Exercise material:
** START **

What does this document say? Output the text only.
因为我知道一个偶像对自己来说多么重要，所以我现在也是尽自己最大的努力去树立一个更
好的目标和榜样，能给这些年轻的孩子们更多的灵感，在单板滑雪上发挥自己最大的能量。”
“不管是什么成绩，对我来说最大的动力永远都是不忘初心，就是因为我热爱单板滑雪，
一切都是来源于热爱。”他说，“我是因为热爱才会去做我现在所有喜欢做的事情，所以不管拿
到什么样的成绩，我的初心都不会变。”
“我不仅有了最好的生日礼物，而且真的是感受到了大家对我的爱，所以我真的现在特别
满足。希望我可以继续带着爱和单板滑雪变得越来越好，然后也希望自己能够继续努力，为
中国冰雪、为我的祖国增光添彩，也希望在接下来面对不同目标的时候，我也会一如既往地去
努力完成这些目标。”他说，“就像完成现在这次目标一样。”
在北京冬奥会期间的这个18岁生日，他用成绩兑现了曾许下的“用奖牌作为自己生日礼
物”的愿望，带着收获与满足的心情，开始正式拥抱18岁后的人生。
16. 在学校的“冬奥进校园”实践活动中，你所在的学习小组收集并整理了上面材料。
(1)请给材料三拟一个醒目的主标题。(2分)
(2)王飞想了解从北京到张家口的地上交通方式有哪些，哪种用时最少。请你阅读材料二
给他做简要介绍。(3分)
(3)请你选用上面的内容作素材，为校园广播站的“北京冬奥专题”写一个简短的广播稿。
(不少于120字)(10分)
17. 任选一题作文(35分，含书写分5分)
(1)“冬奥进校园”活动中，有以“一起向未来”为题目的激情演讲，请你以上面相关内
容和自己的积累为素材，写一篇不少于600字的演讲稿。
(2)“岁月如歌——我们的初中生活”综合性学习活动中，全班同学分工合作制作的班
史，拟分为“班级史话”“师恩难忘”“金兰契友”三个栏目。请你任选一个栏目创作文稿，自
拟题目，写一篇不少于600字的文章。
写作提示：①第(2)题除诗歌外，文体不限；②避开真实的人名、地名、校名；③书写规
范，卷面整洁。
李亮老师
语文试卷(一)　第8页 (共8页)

** END **

Tally up the lines with the word "冬奥进校园" in them, and answer with that number by itself.

2